### [TASK BRIEF]
Search the material below for the word "para". Copy every line that has it.

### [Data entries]

####

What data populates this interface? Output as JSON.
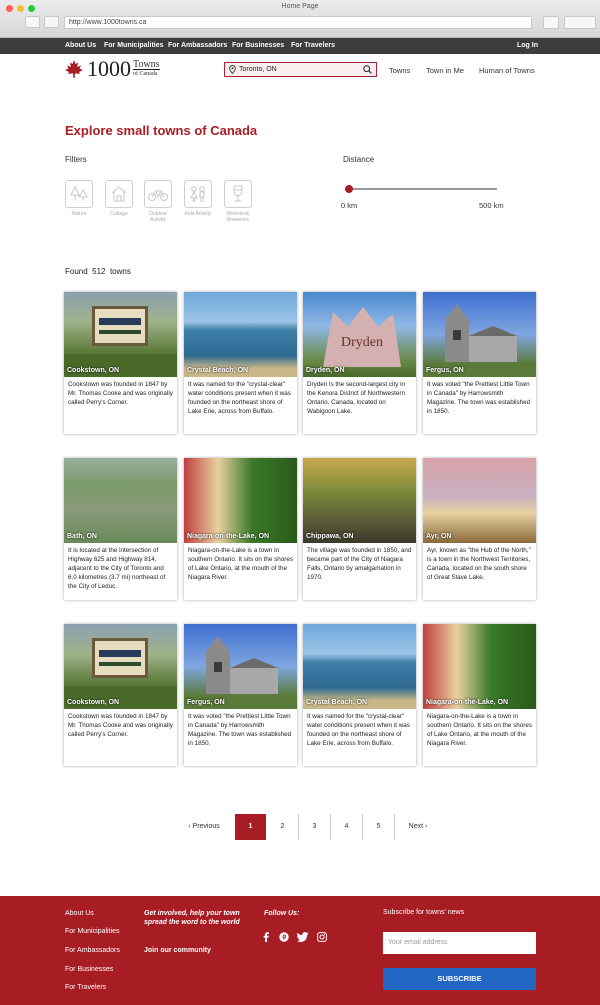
{
  "window": {
    "title": "Home Page",
    "url": "http://www.1000towns.ca"
  },
  "topbar": {
    "links": [
      "About Us",
      "For Municipalities",
      "For Ambassadors",
      "For Businesses",
      "For Travelers"
    ],
    "login": "Log In"
  },
  "header": {
    "logo_number": "1000",
    "logo_towns": "Towns",
    "logo_of_canada": "of Canada",
    "search_value": "Toronto, ON",
    "nav": [
      "Towns",
      "Town in Me",
      "Human of Towns"
    ]
  },
  "main": {
    "title": "Explore small towns of Canada",
    "filters_label": "Filters",
    "distance_label": "Distance",
    "filters": [
      {
        "label": "Nature",
        "icon": "trees-icon"
      },
      {
        "label": "Cottage",
        "icon": "cottage-icon"
      },
      {
        "label": "Outdoor Activity",
        "icon": "bicycle-icon"
      },
      {
        "label": "Kids Activity",
        "icon": "kids-icon"
      },
      {
        "label": "Wineries& Breweries",
        "icon": "wine-glass-icon"
      }
    ],
    "distance": {
      "min": "0 km",
      "max": "500 km",
      "value_fraction": 0
    },
    "found": {
      "prefix": "Found",
      "count": "512",
      "suffix": "towns"
    }
  },
  "cards": [
    {
      "name": "Cookstown, ON",
      "desc": "Cookstown was founded in 1847 by Mr. Thomas Cooke and was originally called Perry's Corner."
    },
    {
      "name": "Crystal Beach, ON",
      "desc": " It was named for the \"crystal-clear\" water conditions present when it was founded on the northeast shore of Lake Erie, across from Buffalo."
    },
    {
      "name": "Dryden, ON",
      "desc": "Dryden is the second-largest city in the Kenora District of Northwestern Ontario, Canada, located on Wabigoon Lake."
    },
    {
      "name": "Fergus, ON",
      "desc": "It was voted \"the Prettiest Little Town in Canada\" by Harrowsmith Magazine. The town was established in 1850."
    },
    {
      "name": "Bath, ON",
      "desc": "It is located at the intersection of Highway 625 and Highway 814, adjacent to the City of Toronto and 6.0 kilometres (3.7 mi) northeast of the City of Leduc."
    },
    {
      "name": "Niagara-on-the-Lake, ON",
      "desc": "Niagara-on-the-Lake is a town in southern Ontario. It sits on the shores of Lake Ontario, at the mouth of the Niagara River."
    },
    {
      "name": "Chippawa, ON",
      "desc": "The village was founded in 1850, and became part of the City of Niagara Falls, Ontario by amalgamation in 1970."
    },
    {
      "name": "Ayr, ON",
      "desc": "Ayr, known as \"the Hub of the North,\" is a town in the Northwest Territories, Canada, located on the south shore of Great Slave Lake."
    },
    {
      "name": "Cookstown, ON",
      "desc": "Cookstown was founded in 1847 by Mr. Thomas Cooke and was originally called Perry's Corner."
    },
    {
      "name": "Fergus, ON",
      "desc": "It was voted \"the Prettiest Little Town in Canada\" by Harrowsmith Magazine. The town was established in 1850."
    },
    {
      "name": "Crystal Beach, ON",
      "desc": " It was named for the \"crystal-clear\" water conditions present when it was founded on the northeast shore of Lake Erie, across from Buffalo."
    },
    {
      "name": "Niagara-on-the-Lake, ON",
      "desc": "Niagara-on-the-Lake is a town in southern Ontario. It sits on the shores of Lake Ontario, at the mouth of the Niagara River."
    }
  ],
  "pagination": {
    "previous": "Previous",
    "pages": [
      "1",
      "2",
      "3",
      "4",
      "5"
    ],
    "next": "Next",
    "current": "1"
  },
  "footer": {
    "links": [
      "About Us",
      "For Municipalities",
      "For Ambassadors",
      "For Businesses",
      "For Travelers"
    ],
    "cta": "Get involved, help your town spread the word to the world",
    "join": "Join our community",
    "follow": "Follow Us:",
    "subscribe_title": "Subscribe for towns' news",
    "email_placeholder": "Your email address",
    "subscribe_button": "SUBSCRIBE",
    "social_icons": [
      "facebook-icon",
      "pinterest-icon",
      "twitter-icon",
      "instagram-icon"
    ]
  },
  "colors": {
    "brand_red": "#a81d24",
    "dark_bar": "#3d3d3d",
    "subscribe_blue": "#2266c4"
  }
}
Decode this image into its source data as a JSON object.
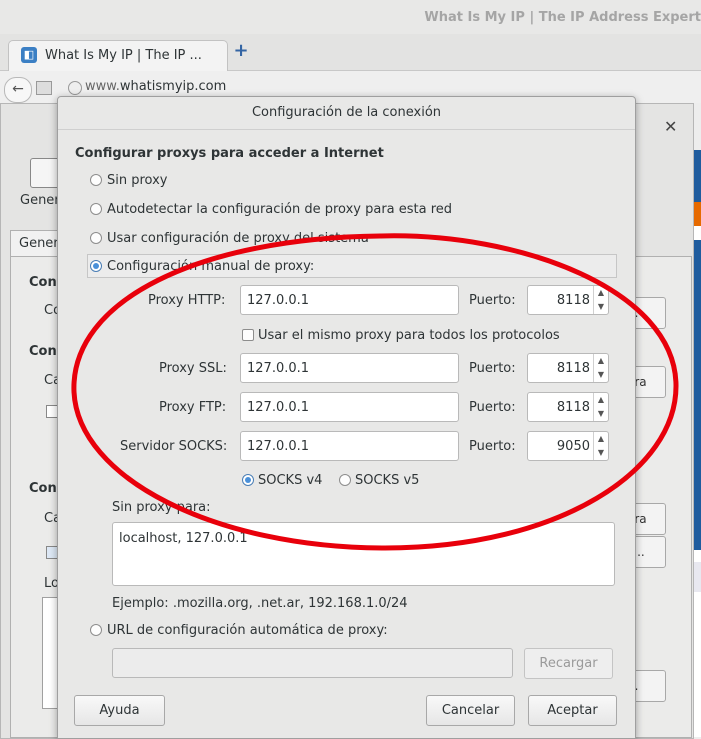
{
  "browser": {
    "window_title": "What Is My IP | The IP Address Expert",
    "tab_label": "What Is My IP | The IP ...",
    "url_prefix": "www.",
    "url_domain": "whatismyip.com"
  },
  "prefs": {
    "partial_texts": [
      "Gener",
      "Gener",
      "Con",
      "Co",
      "Con",
      "Ca",
      "Con",
      "Ca",
      "Lo"
    ],
    "partial_buttons": [
      "...",
      "ora",
      "ora",
      "s...",
      "..."
    ]
  },
  "dialog": {
    "title": "Configuración de la conexión",
    "section_heading": "Configurar proxys para acceder a Internet",
    "options": {
      "no_proxy": "Sin proxy",
      "autodetect": "Autodetectar la configuración de proxy para esta red",
      "system": "Usar configuración de proxy del sistema",
      "manual": "Configuración manual de proxy:",
      "auto_url": "URL de configuración automática de proxy:"
    },
    "selected_option": "manual",
    "http": {
      "label": "Proxy HTTP:",
      "host": "127.0.0.1",
      "port_label": "Puerto:",
      "port": "8118"
    },
    "same_proxy_label": "Usar el mismo proxy para todos los protocolos",
    "same_proxy_checked": false,
    "ssl": {
      "label": "Proxy SSL:",
      "host": "127.0.0.1",
      "port_label": "Puerto:",
      "port": "8118"
    },
    "ftp": {
      "label": "Proxy FTP:",
      "host": "127.0.0.1",
      "port_label": "Puerto:",
      "port": "8118"
    },
    "socks": {
      "label": "Servidor SOCKS:",
      "host": "127.0.0.1",
      "port_label": "Puerto:",
      "port": "9050"
    },
    "socks_v4": "SOCKS v4",
    "socks_v5": "SOCKS v5",
    "socks_selected": "v4",
    "no_proxy_for_label": "Sin proxy para:",
    "no_proxy_for_value": "localhost, 127.0.0.1",
    "example": "Ejemplo: .mozilla.org, .net.ar, 192.168.1.0/24",
    "auto_url_value": "",
    "reload_button": "Recargar",
    "help_button": "Ayuda",
    "cancel_button": "Cancelar",
    "accept_button": "Aceptar"
  },
  "annotation_color": "#e8000b"
}
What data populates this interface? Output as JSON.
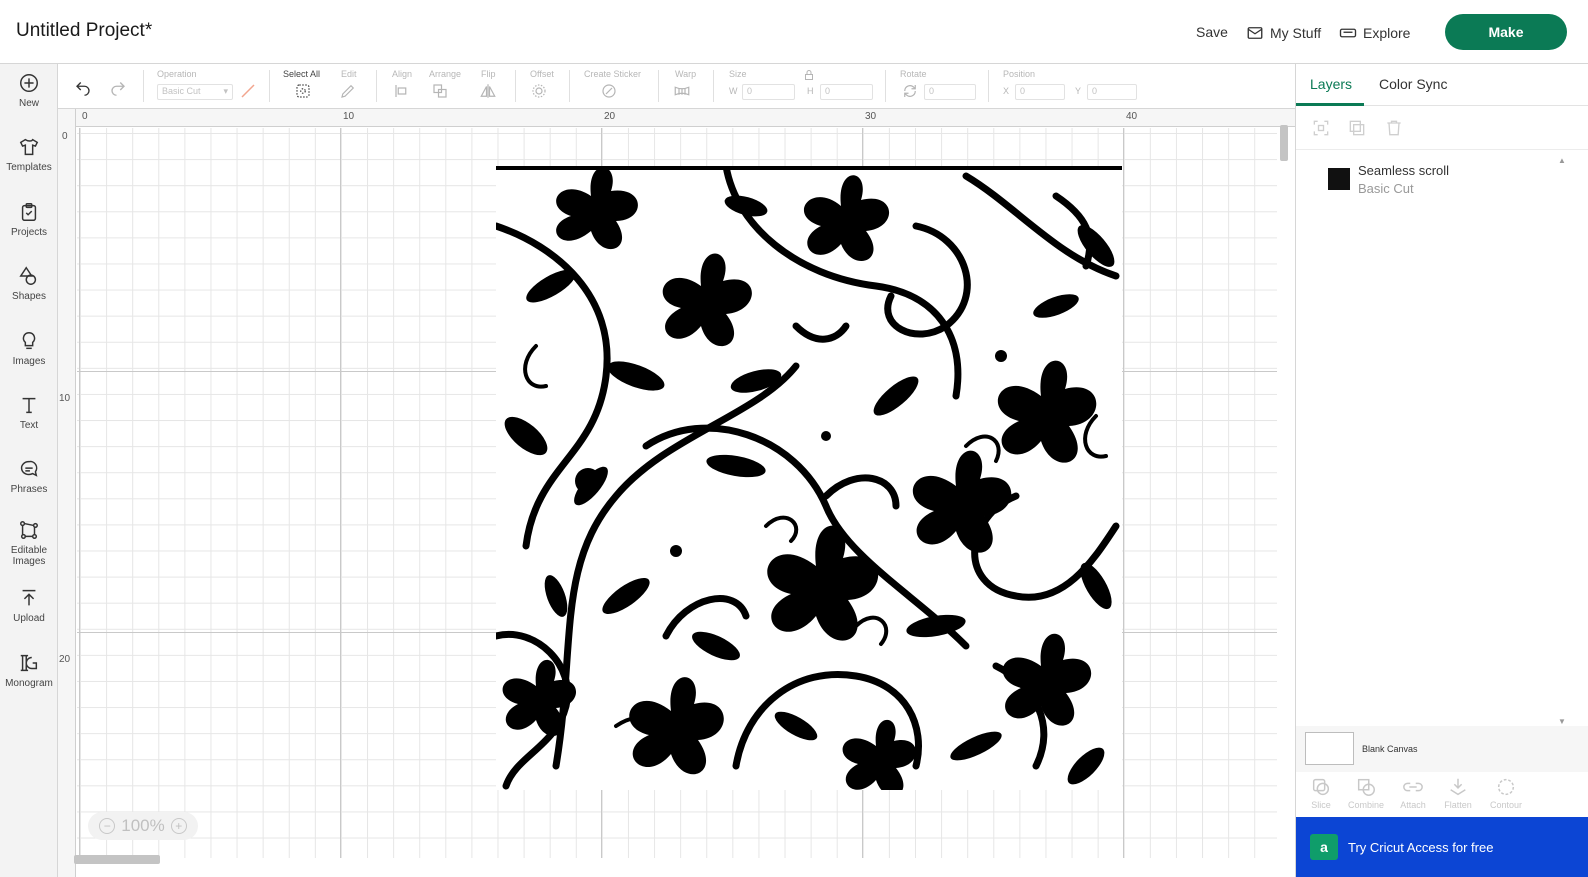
{
  "header": {
    "project_title": "Untitled Project*",
    "save_label": "Save",
    "mystuff_label": "My Stuff",
    "explore_label": "Explore",
    "make_label": "Make",
    "make_color": "#0b7a55"
  },
  "sidebar": {
    "items": [
      {
        "label": "New",
        "icon": "plus-circle-icon"
      },
      {
        "label": "Templates",
        "icon": "shirt-icon"
      },
      {
        "label": "Projects",
        "icon": "clipboard-icon"
      },
      {
        "label": "Shapes",
        "icon": "shapes-icon"
      },
      {
        "label": "Images",
        "icon": "lightbulb-icon"
      },
      {
        "label": "Text",
        "icon": "text-icon"
      },
      {
        "label": "Phrases",
        "icon": "speech-bubble-icon"
      },
      {
        "label": "Editable Images",
        "line1": "Editable",
        "line2": "Images",
        "icon": "editable-images-icon"
      },
      {
        "label": "Upload",
        "icon": "upload-icon"
      },
      {
        "label": "Monogram",
        "icon": "monogram-icon"
      }
    ]
  },
  "toolbar": {
    "operation_label": "Operation",
    "operation_value": "Basic Cut",
    "select_all_label": "Select All",
    "edit_label": "Edit",
    "align_label": "Align",
    "arrange_label": "Arrange",
    "flip_label": "Flip",
    "offset_label": "Offset",
    "create_sticker_label": "Create Sticker",
    "warp_label": "Warp",
    "size_label": "Size",
    "w_label": "W",
    "w_value": "0",
    "h_label": "H",
    "h_value": "0",
    "rotate_label": "Rotate",
    "rotate_value": "0",
    "position_label": "Position",
    "x_label": "X",
    "x_value": "0",
    "y_label": "Y",
    "y_value": "0"
  },
  "ruler": {
    "top": [
      "0",
      "10",
      "20",
      "30",
      "40"
    ],
    "left": [
      "0",
      "10",
      "20"
    ]
  },
  "canvas": {
    "zoom": "100%",
    "design_name": "Seamless scroll floral pattern"
  },
  "right_panel": {
    "tabs": [
      "Layers",
      "Color Sync"
    ],
    "active_tab": "Layers",
    "layer": {
      "name": "Seamless scroll",
      "operation": "Basic Cut"
    },
    "canvas_label": "Blank Canvas",
    "bottom_tools": [
      "Slice",
      "Combine",
      "Attach",
      "Flatten",
      "Contour"
    ],
    "promo": "Try Cricut Access for free",
    "promo_logo": "a",
    "promo_color": "#0c45d4"
  }
}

####

### [CORRECT RESULT]
    "section_heading": "Configurar proxys para acceder a Internet",
      "autodetect": "Autodetectar la configuración de proxy para esta red",
    "same_proxy_label": "Usar el mismo proxy para todos los protocolos",
    "no_proxy_for_label": "Sin proxy para:",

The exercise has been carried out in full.